Document extract →
The CSU Bundestag members will be talking until Saturday in Kloster Seeon, a tiny lakeside idyll not far from the Austrian border, with a whole series of matters to settle ahead of next week's grand coalition talks, due to begin in Berlin on Sunday.
The CSU bigwigs went into their retreat warning the center-left Social Democratic Party (SPD) that it would have to make some concessions. After all, the SPD, with its historically poor result of 20.5 percent in September's election, had initially intended to withdraw into opposition for this legislative period.
"A 20-percent party can't enforce 100 percent of its aims," said Alexander Dobrindt, head of the CSU's Bavarian faction and until recently the German transport minister.
CSU leader Horst Seehofer — who is about to bow out of his other position as Bavarian state premier in favor of the younger Markus Söder — struck a similar tone: "I will personally do everything I can to make sure this coalition comes together," he said. "This project can work out if the potential coalition partners don't overreach."
SPD leader Martin Schulz initially ruled out grand coalition talksImage: Reuters/F. Bensch
Seehofer and Dobrindt were among the handful of leaders of Germany's biggest parties who met on Wednesday night to agree the timetable for the exploratory talks. A joint statement by the parties read, "The trust has grown, we will start on these negotiations optimistically," though Dobrindt came out with a word of warning for the Social Democrats via the Bild newspaper: "I want this coalition with the SPD — but only with an SPD that knows how to spell full employment, security, and modernization, and not an SPD that just rummages in the socialist trunk."

Actions to take →
1. In the article about the CSU retreat at Kloster Seeon, what share of the vote did the SPD receive in September's election?
2. Reproduce the passage of the CSU retreat article starting at "The CSU bigwigs" and ending at "this legislative period.".
3. Write the next part of the article on the CSU retreat at Kloster Seeon, picking up after its final sentence.

Extracted information →
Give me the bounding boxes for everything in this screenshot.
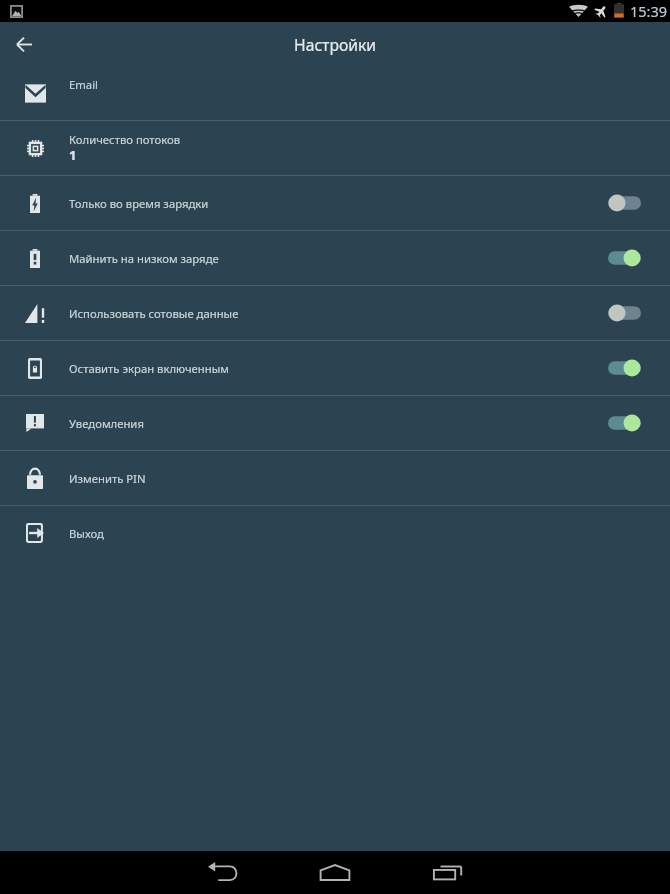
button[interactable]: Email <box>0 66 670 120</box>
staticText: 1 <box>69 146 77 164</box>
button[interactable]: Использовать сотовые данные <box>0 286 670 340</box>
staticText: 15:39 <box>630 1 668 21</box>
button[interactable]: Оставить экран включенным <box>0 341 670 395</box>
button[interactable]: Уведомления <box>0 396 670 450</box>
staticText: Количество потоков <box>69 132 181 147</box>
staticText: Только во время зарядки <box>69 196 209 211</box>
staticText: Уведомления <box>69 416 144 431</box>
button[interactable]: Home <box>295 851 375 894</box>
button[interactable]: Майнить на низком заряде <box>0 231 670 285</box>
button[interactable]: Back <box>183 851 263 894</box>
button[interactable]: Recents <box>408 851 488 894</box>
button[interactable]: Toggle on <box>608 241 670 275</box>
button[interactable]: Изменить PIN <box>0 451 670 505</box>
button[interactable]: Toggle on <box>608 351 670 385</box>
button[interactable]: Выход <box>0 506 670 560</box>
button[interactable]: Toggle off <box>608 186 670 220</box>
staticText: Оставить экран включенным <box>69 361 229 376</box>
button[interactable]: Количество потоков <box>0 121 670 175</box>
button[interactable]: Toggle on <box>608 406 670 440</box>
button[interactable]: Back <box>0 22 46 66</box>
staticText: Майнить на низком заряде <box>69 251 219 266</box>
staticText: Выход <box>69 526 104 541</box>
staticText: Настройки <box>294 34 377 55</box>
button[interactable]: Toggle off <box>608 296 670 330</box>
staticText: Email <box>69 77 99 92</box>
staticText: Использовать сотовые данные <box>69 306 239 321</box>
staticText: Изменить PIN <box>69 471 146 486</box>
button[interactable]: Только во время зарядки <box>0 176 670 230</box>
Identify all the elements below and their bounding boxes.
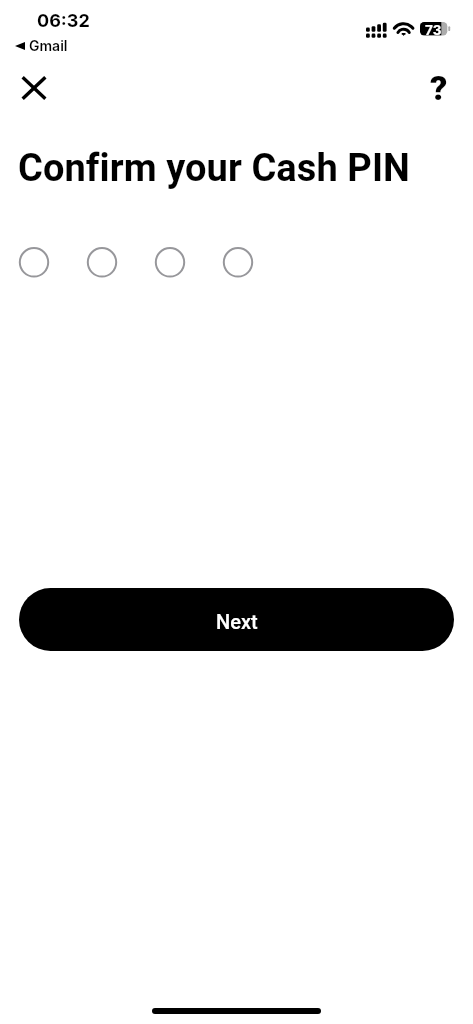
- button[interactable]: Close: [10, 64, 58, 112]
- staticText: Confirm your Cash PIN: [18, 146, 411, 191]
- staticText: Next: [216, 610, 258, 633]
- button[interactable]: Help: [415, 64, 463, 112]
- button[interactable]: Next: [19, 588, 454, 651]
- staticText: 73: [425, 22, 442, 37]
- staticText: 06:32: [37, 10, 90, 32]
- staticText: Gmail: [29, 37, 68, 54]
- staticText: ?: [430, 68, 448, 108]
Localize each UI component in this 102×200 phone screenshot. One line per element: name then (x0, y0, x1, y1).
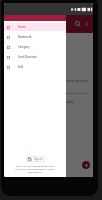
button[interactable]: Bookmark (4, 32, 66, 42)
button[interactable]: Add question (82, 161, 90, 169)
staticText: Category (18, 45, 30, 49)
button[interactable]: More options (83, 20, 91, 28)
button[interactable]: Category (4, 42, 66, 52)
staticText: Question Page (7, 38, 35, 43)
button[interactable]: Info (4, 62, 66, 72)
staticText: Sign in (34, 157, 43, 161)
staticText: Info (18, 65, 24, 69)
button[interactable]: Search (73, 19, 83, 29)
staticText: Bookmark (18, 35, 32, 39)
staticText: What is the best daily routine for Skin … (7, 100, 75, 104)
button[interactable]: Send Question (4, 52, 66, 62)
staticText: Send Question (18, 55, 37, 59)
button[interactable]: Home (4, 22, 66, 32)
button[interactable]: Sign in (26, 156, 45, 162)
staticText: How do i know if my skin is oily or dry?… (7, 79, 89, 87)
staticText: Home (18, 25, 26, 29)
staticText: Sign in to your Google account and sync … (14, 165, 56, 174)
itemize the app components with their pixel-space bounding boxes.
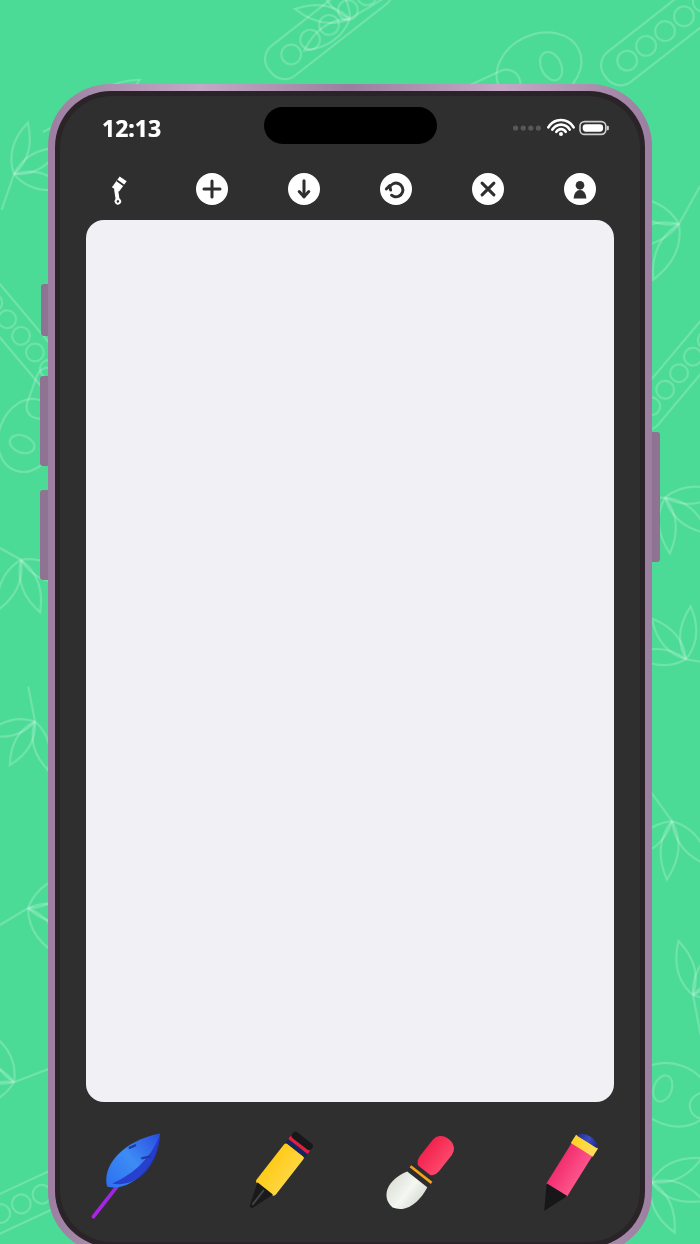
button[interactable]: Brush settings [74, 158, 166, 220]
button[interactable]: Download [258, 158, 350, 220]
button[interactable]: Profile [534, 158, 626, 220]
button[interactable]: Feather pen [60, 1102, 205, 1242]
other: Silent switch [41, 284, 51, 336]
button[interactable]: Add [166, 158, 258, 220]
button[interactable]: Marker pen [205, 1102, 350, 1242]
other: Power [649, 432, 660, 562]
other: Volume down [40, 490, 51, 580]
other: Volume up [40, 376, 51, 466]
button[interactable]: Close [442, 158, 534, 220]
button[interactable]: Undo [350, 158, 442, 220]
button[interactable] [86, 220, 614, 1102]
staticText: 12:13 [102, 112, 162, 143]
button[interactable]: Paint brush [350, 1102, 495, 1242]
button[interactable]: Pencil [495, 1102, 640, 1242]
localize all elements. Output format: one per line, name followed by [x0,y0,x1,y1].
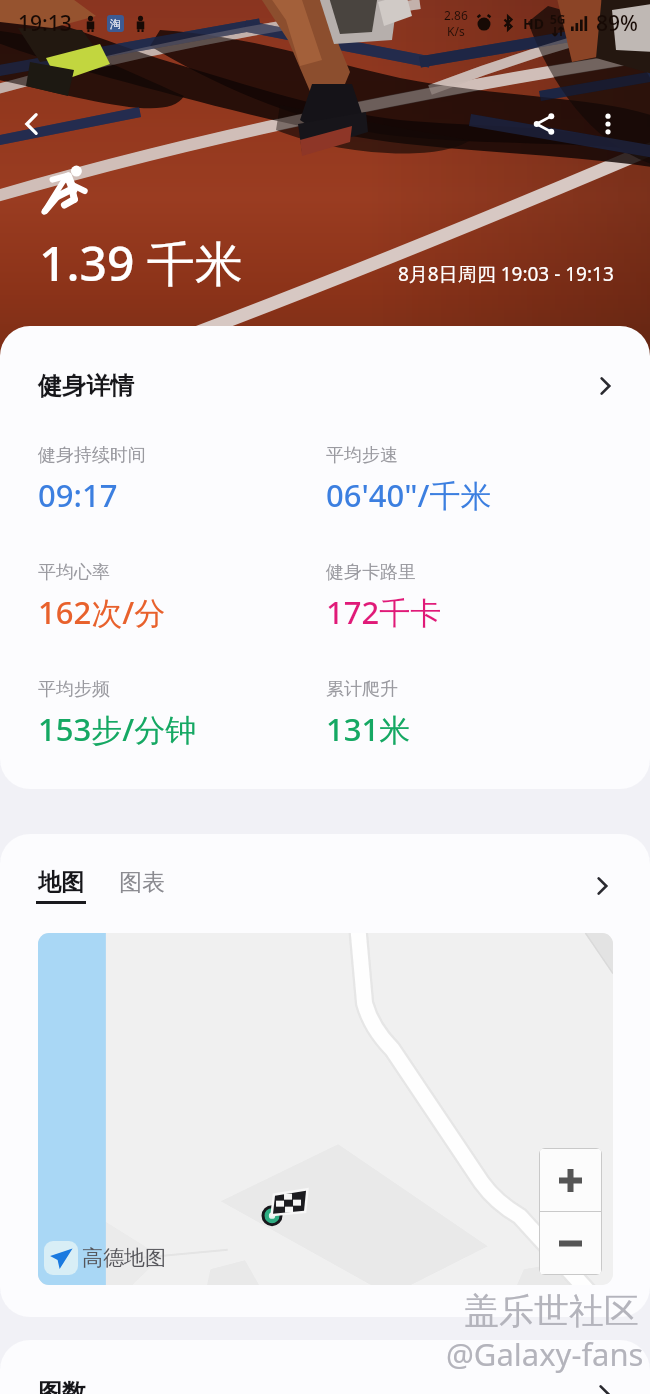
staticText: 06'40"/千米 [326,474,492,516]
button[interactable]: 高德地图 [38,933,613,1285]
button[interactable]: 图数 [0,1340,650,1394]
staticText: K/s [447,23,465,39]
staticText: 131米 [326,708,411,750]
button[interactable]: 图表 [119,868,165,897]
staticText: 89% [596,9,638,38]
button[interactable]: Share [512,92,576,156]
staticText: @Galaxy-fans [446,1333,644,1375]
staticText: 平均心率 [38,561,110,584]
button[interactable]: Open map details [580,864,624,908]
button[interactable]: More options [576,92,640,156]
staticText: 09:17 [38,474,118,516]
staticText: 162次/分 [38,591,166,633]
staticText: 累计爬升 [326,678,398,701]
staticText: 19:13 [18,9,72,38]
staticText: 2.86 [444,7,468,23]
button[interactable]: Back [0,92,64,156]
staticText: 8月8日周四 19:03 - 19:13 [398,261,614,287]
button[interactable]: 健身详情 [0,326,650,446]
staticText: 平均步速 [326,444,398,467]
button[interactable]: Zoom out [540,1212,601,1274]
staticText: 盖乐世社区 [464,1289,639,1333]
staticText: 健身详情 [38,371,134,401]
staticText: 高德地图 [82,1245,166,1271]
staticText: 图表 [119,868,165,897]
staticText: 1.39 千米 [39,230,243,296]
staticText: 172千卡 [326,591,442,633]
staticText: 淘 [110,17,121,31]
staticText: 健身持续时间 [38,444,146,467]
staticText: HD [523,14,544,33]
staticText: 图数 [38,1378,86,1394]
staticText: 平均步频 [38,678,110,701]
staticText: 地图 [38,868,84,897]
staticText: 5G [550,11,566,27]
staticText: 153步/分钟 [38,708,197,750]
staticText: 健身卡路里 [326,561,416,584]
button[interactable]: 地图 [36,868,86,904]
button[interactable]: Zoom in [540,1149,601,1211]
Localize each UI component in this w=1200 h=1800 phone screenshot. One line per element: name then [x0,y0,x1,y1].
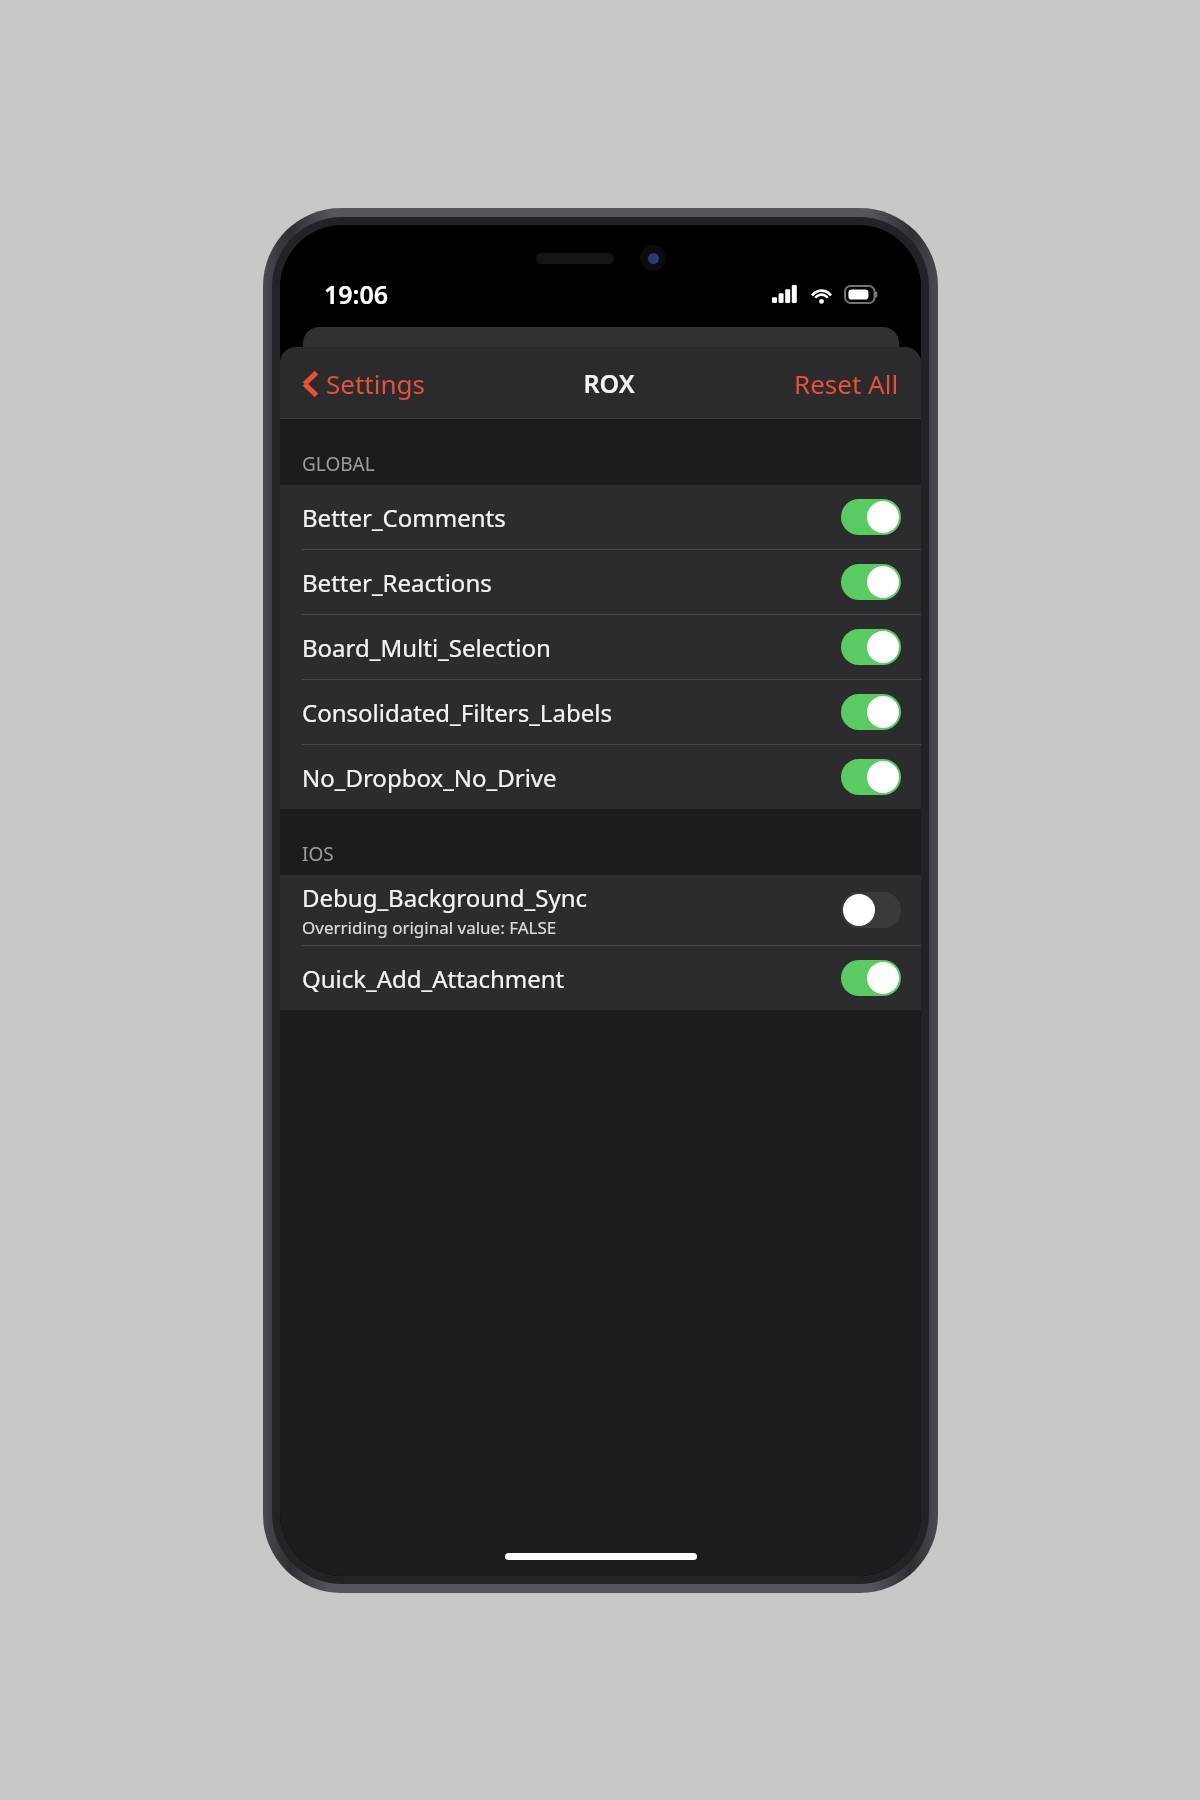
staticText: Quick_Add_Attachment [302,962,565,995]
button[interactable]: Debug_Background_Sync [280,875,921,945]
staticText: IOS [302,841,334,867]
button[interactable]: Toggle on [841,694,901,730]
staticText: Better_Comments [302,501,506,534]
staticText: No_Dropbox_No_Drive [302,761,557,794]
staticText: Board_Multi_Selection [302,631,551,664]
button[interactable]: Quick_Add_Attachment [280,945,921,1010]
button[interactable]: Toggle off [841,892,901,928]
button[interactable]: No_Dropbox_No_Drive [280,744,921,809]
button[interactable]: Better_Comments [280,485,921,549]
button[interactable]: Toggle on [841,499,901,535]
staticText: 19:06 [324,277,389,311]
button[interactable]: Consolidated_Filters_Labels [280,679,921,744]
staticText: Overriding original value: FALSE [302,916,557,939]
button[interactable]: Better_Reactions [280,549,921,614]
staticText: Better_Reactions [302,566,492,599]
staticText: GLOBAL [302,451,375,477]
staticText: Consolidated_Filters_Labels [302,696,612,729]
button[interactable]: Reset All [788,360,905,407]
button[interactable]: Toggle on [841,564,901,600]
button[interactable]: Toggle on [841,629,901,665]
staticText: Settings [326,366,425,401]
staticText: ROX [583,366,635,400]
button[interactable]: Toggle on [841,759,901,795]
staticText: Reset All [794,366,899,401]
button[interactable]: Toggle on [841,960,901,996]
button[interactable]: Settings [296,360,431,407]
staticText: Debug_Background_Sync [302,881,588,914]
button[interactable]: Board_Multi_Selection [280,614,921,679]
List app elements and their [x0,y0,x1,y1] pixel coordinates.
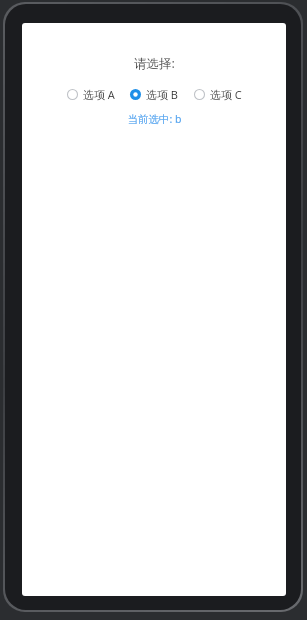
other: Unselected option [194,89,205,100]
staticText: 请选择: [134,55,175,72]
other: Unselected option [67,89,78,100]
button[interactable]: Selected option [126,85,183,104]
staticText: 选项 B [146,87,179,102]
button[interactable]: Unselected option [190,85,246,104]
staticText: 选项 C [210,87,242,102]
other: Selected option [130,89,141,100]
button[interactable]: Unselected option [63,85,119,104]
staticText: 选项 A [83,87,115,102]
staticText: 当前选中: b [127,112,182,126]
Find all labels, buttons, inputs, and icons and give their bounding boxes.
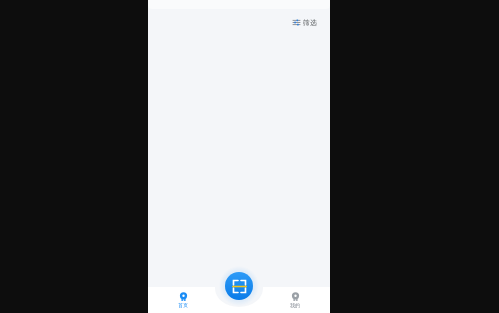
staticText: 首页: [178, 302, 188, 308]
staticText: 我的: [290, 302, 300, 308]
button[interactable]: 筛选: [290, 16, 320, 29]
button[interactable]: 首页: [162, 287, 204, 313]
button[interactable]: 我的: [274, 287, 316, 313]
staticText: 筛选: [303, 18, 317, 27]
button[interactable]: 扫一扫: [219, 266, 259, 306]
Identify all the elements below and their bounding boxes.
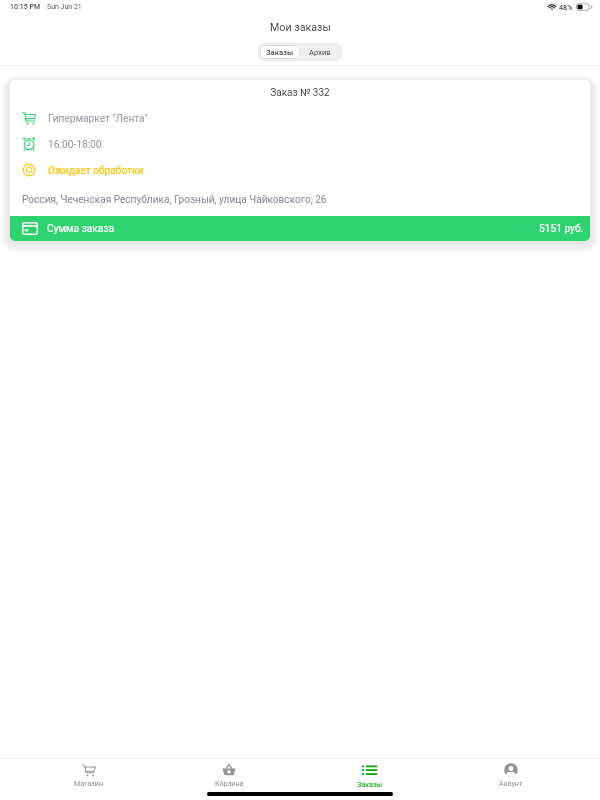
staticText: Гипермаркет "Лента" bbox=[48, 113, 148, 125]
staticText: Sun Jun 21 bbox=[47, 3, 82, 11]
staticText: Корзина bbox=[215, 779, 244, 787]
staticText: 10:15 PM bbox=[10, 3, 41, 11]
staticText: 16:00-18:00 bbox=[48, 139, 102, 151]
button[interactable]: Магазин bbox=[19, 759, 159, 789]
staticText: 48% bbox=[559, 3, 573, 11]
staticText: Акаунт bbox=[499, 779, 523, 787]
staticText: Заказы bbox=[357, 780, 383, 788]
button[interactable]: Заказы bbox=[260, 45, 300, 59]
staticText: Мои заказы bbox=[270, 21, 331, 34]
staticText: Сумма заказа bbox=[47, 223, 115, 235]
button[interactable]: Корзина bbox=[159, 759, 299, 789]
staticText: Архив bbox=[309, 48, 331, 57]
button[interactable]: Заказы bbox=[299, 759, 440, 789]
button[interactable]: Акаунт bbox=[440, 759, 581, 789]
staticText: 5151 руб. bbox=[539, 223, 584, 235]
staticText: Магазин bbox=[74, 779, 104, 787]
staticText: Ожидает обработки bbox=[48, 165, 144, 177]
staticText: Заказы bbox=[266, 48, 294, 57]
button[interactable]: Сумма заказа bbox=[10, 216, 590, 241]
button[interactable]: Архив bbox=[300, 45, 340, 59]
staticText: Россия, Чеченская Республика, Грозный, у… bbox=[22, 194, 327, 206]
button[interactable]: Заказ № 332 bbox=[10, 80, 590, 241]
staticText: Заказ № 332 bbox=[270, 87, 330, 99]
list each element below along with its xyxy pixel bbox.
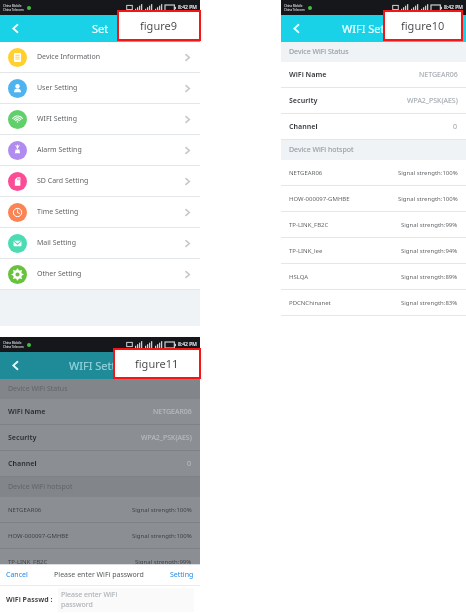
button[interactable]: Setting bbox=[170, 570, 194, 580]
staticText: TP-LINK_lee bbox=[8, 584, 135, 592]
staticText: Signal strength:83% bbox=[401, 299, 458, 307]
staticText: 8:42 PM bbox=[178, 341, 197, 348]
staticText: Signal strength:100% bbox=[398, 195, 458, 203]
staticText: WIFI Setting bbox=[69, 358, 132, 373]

Replies →
1. 20.5 percent

2.
The CSU bigwigs went into their retreat warning the center-left Social Democratic Party (SPD) that it would have to make some concessions. After all, the SPD, with its historically poor result of 20.5 percent in September's election, had initially intended to withdraw into opposition for this legislative period.

3.
Immigration, immigration, immigration
As usual for German party politics over the past two years, immigration policy was top of the agenda — and the most likely sticking point — especially the thorny issue of suspending the policy of reunifying refugee families.
On Wednesday, leading criminologists commissioned by the German government produced a study arguing that family reunification would be an effective method to counteract crime among young migrants.
Nevertheless, the CSU is committed to keeping the government's current suspension in place, and Dobrindt argued that the September's election result — in which in the anti-immigrant Alternative for Germany (AfD) became the third biggest party with 12.6 percent of the vote — showed that Germans did not want to see another surge in immigrants like the one in 2015 and 2016.
This might stick in the throat of the SPD base, who, for their part, are demanding a more left-wing approach this time around as the price for joining a new centrist government with Merkel. But the CSU — themselves under pressure from the AfD with state elections looming in Bavaria this year — has other demands to make.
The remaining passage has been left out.